TASK DIRECTIONS - A single number is the answer here: how many lines of the entries contain "中国二手车历史交易量与发展阶段"?

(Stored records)
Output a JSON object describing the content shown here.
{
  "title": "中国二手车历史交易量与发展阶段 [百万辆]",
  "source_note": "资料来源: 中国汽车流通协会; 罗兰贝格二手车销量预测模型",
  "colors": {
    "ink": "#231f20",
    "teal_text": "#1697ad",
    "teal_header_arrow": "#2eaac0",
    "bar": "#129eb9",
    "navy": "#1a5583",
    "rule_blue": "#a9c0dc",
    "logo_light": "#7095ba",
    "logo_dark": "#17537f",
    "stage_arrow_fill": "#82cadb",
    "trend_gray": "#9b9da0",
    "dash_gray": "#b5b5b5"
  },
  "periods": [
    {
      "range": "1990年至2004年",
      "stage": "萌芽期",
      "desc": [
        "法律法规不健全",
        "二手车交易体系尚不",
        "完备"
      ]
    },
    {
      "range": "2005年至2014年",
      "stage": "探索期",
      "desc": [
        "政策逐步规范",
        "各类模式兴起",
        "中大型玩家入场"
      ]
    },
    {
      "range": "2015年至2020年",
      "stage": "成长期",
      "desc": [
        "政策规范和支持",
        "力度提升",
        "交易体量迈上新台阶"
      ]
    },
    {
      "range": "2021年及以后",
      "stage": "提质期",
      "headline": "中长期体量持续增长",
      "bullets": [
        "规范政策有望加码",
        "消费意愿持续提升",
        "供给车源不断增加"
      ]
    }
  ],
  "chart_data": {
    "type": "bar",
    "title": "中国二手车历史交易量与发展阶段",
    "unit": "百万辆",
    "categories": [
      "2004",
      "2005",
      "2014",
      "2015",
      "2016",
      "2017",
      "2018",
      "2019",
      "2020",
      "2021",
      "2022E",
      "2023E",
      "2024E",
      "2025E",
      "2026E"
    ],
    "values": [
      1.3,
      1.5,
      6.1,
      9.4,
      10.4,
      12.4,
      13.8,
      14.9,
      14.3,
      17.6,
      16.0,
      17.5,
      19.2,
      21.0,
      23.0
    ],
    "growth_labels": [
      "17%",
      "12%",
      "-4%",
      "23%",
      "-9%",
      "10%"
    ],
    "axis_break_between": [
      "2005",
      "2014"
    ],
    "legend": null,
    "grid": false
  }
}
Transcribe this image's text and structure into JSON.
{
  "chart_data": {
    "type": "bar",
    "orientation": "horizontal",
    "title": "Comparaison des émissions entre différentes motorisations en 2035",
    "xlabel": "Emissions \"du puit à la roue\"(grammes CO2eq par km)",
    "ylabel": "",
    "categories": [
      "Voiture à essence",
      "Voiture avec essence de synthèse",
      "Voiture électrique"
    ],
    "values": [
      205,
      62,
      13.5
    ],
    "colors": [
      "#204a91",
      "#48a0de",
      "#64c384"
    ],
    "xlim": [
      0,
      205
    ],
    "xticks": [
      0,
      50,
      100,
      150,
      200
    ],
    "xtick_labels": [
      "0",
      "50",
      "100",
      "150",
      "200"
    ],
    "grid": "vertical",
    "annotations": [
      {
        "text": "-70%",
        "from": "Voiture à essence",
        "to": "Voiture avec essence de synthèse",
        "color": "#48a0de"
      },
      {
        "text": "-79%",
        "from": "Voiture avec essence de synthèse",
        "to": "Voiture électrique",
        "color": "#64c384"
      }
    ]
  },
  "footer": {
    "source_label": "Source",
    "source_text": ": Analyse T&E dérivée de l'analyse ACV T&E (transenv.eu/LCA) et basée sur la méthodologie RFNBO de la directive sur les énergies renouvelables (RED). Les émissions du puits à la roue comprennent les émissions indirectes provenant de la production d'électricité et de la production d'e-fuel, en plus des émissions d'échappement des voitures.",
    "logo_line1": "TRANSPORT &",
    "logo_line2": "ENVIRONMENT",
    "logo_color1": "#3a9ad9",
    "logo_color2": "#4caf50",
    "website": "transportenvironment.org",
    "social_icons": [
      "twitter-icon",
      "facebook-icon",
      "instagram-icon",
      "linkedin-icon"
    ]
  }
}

TASK RESULT - 2